__TEXTAUSZUG__.

Hyun Eul Saing, die erste Vorsitzende des Organisationskommitees des Jeju International Wind Ensemble Festivals (JIWEF) betonte in ihrer Abschlussrede beim großen Abschlussbankett ihre Freude und Dankbarkeit gegenüber der Phoenix Foundation und den anderen Orchestern, die trotz der Krise den Weg nach Jeju gefunden hatten. Das JIWEF ist das größte und renommierteste derartige Festival im asiatischen Raum mit 3700 Mitwirkenden in rund 100 Ensembles aus 22 Ländern.

Zum sechsten Mal seit 1999 war die Phoenix Foundation – das Jugendjazzorchester des Landes Rheinland-Pfalz – in Südkorea auf Konzertreise. Die Offenheit und professionelle Arbeit des Orchesters wird hier sehr geschätzt.

Trotz oder gerade die wegen der angespannten politischen Großwetterlage im Norden Koreas konnte die Phoenix Foundation nicht von ihrer Mission abgehalten werden um die deutsch-koreanische Freundschaft und die guten Beziehungen besonders zu fördern und zu intensivieren.

Der Besuch war spannend und ereignisreich. In 12 Tagen zehn Konzerte mit bis zu 3000 Besuchern bei 3 internationalen Festivals und Sonderveranstaltungen, unter anderem in der Hauptstadt Seoul. Mit Hitzewelle bis Mitte 30 Grad bei 80% Luftfeuchte, 4 Hotels, Reisen mit Bus Flugzeug und Schiff quer durch das Land war es die intensivste Phoenix-Korea-Reise bisher.




Konzert beim Internationalen Musikfestival in Gyeongju vor 3000 Zuschauern

Trotz oder gerade die wegen der angespannten politischen Großwetterlage im Norden Koreas konnte die Phoenix Foundation nicht von ihrer Mission abgehalten werden, die deutsch-koreanische Freundschaft und die guten Beziehungen besonders zu fördern und zu intensivieren. Diese „Unerschrockenheit“ – für die Koreaner gelebter Alltag – wurde von den Gastgebern vor Ort sensibel registriert.

__AUFLISTUNG__.
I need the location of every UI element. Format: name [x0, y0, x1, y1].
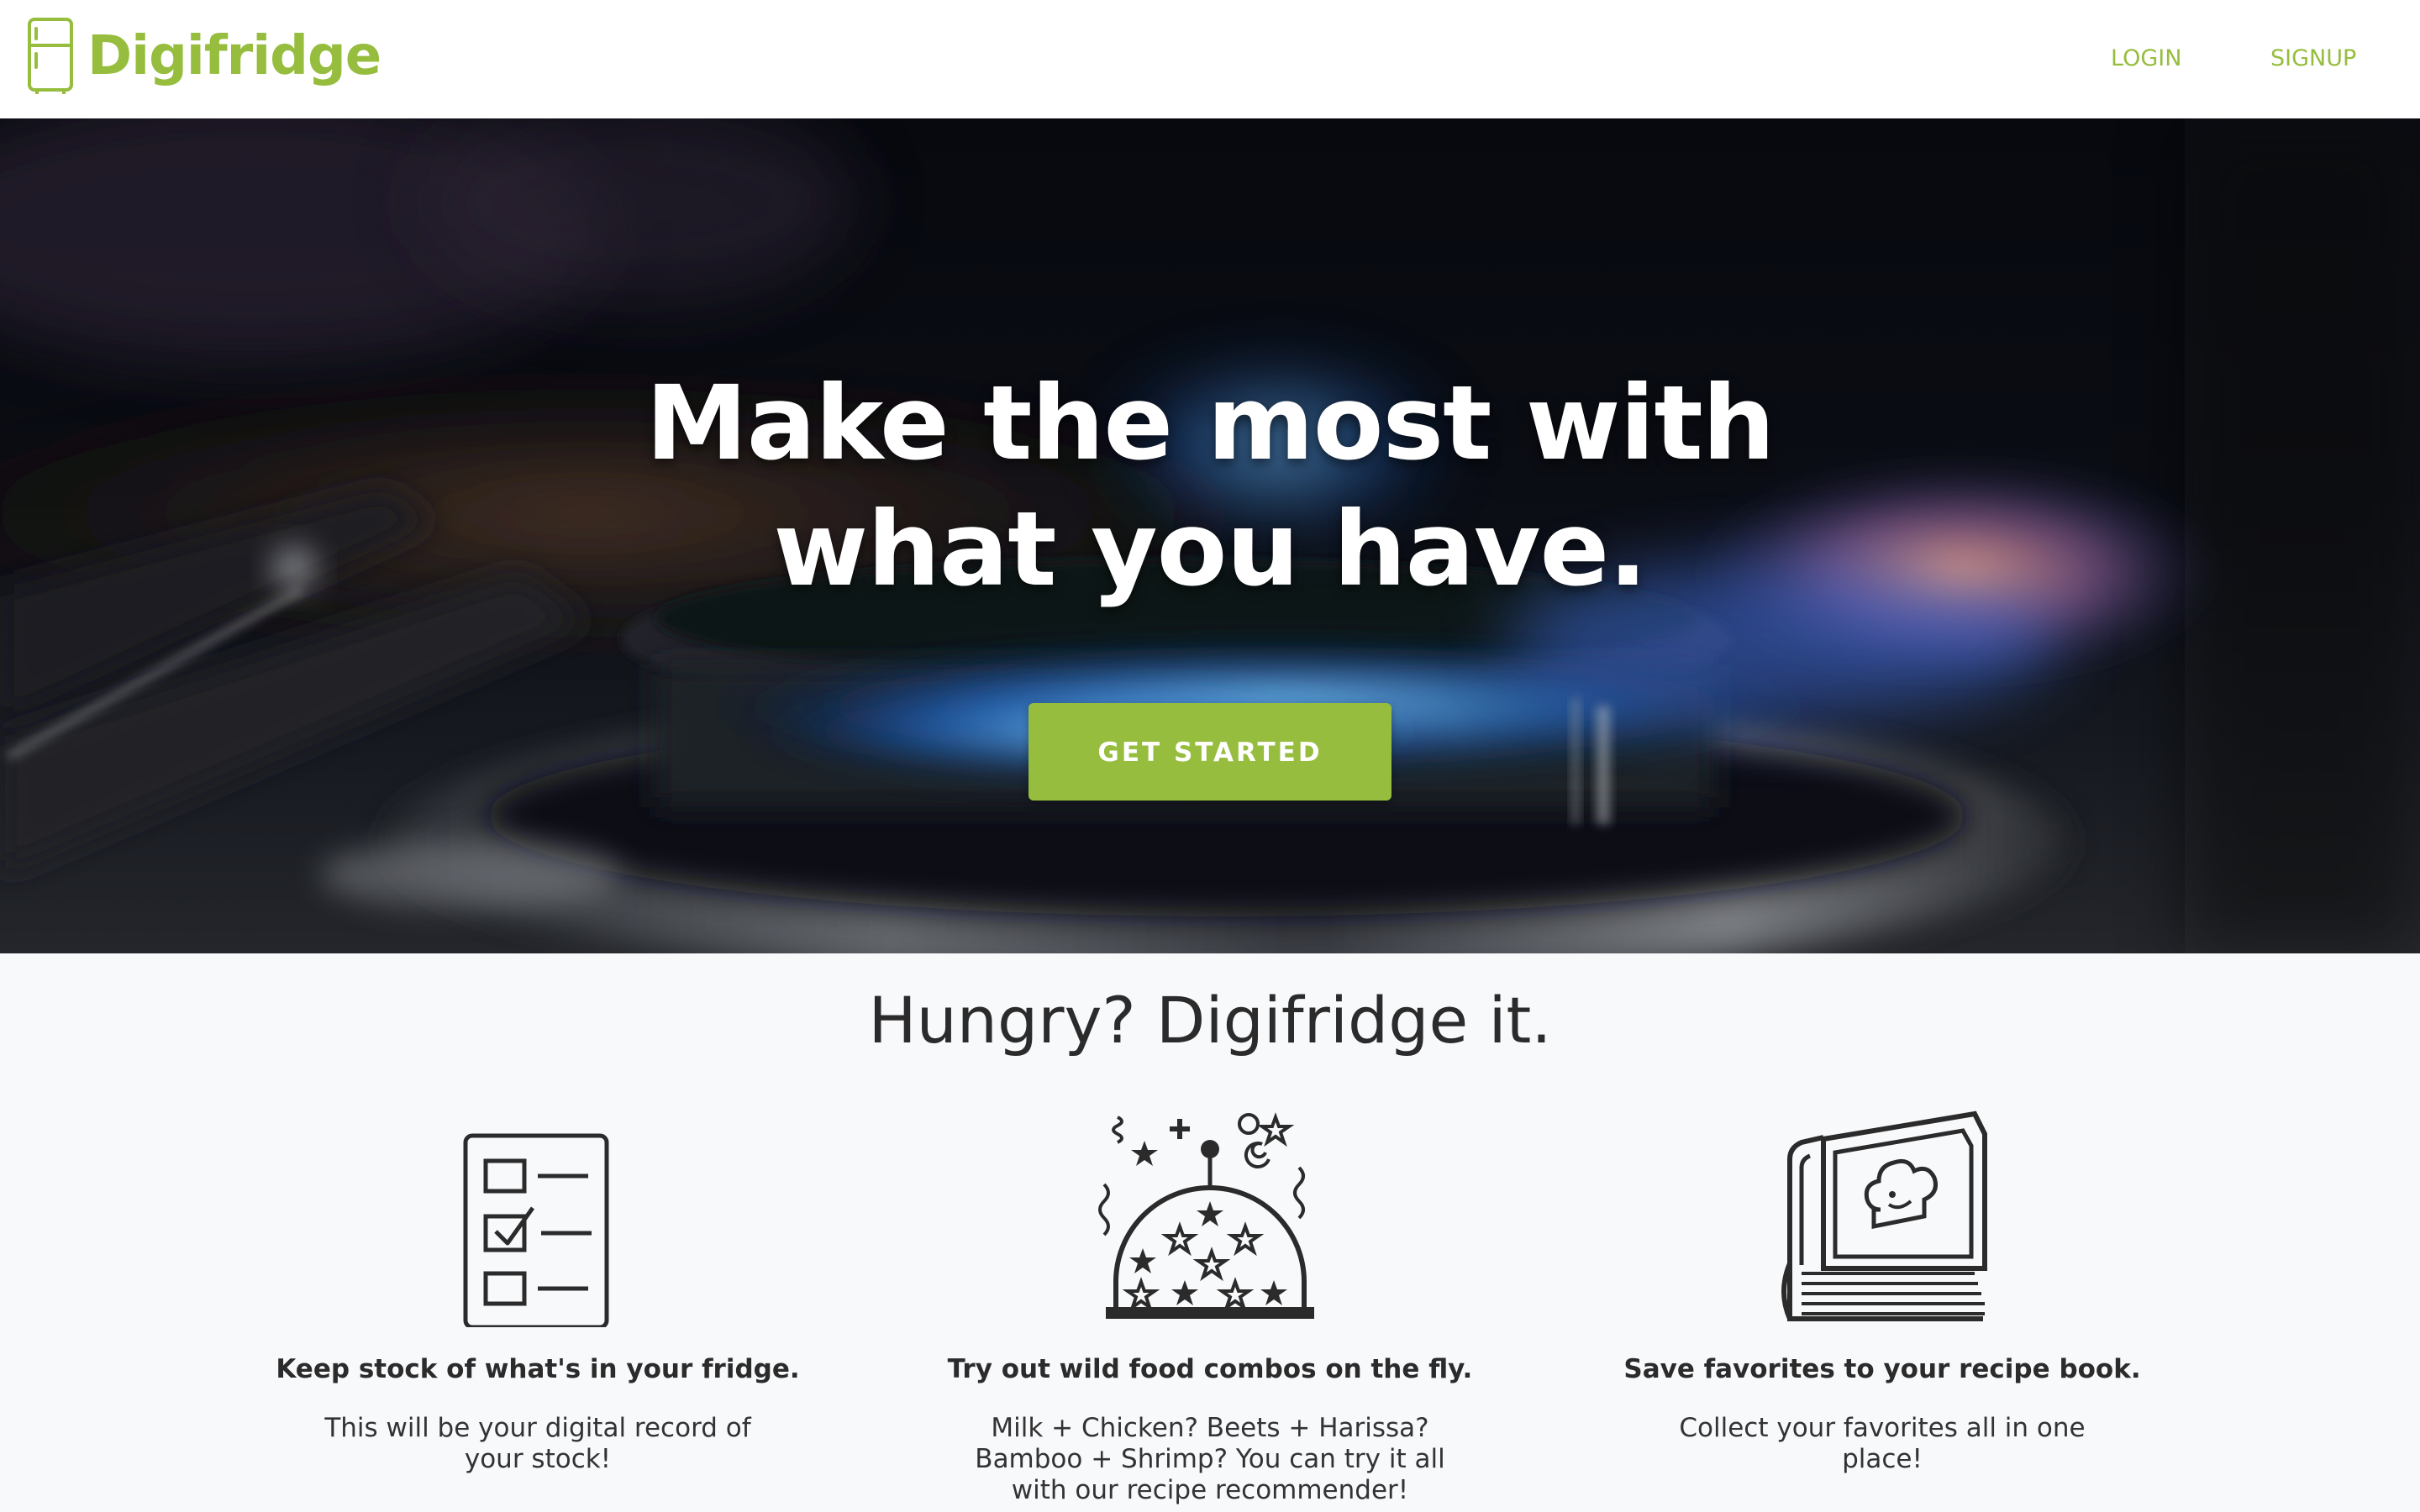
- feature-card-recipe-book: Save favorites to your recipe book. Coll…: [1613, 1109, 2151, 1474]
- checklist-icon: [463, 1133, 609, 1327]
- login-link[interactable]: LOGIN: [2111, 42, 2181, 76]
- top-navbar: Digifridge LOGIN SIGNUP: [0, 0, 2420, 118]
- get-started-button[interactable]: GET STARTED: [1028, 703, 1392, 801]
- signup-link[interactable]: SIGNUP: [2270, 42, 2356, 76]
- brand-logo-link[interactable]: Digifridge: [27, 17, 381, 96]
- magic-cloche-icon: [1098, 1112, 1314, 1319]
- fridge-icon: [28, 18, 73, 94]
- brand-name: Digifridge: [87, 25, 381, 87]
- feature-title: Save favorites to your recipe book.: [1623, 1354, 2141, 1384]
- feature-card-combos: Try out wild food combos on the fly. Mil…: [941, 1109, 1479, 1505]
- recipe-book-icon: [1781, 1110, 1987, 1321]
- feature-description: This will be your digital record of your…: [324, 1413, 751, 1474]
- features-tagline: Hungry? Digifridge it.: [868, 983, 1552, 1058]
- feature-title: Try out wild food combos on the fly.: [947, 1354, 1473, 1384]
- feature-description: Collect your favorites all in one place!: [1679, 1413, 2086, 1474]
- feature-description: Milk + Chicken? Beets + Harissa? Bamboo …: [975, 1413, 1445, 1505]
- hero-headline-line2: what you have.: [773, 490, 1647, 609]
- hero-section: Make the most with what you have. GET ST…: [0, 118, 2420, 953]
- hero-headline-line1: Make the most with: [645, 364, 1775, 483]
- feature-card-stock: Keep stock of what's in your fridge. Thi…: [269, 1109, 807, 1474]
- hero-headline: Make the most with what you have.: [0, 360, 2420, 612]
- feature-title: Keep stock of what's in your fridge.: [276, 1354, 800, 1384]
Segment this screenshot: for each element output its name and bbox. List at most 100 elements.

__AUFGABENSTELLUNGEN__.
a - Prüfen Sie, ob die folgenden Aussagen mit dem Textauszug übereinstimmen, und belegen Sie jede Antwort mit einem wörtlichen Zitat: (i) Die Phoenix Foundation war seit 1999 zum sechsten Mal auf Konzertreise in Südkorea. (ii) Am JIWEF wirken Ensembles aus 30 Ländern mit. (iii) Die Reise umfasste zehn Konzerte in 12 Tagen.
b - Schreiben Sie aus dem Textauszug die Passage von „Zum sechsten Mal“ bis einschließlich „hier sehr geschätzt.“ wortgetreu ab.
Stützen Sie sich ausschließlich auf den Textauszug.

__LÖSUNGEN__.
a -
(i) Ja: „Zum sechsten Mal seit 1999 war die Phoenix Foundation – das Jugendjazzorchester des Landes Rheinland-Pfalz – in Südkorea auf Konzertreise.“
(ii) Nein: „mit 3700 Mitwirkenden in rund 100 Ensembles aus 22 Ländern“
(iii) Ja: „In 12 Tagen zehn Konzerte“

b -
Zum sechsten Mal seit 1999 war die Phoenix Foundation – das Jugendjazzorchester des Landes Rheinland-Pfalz – in Südkorea auf Konzertreise. Die Offenheit und professionelle Arbeit des Orchesters wird hier sehr geschätzt.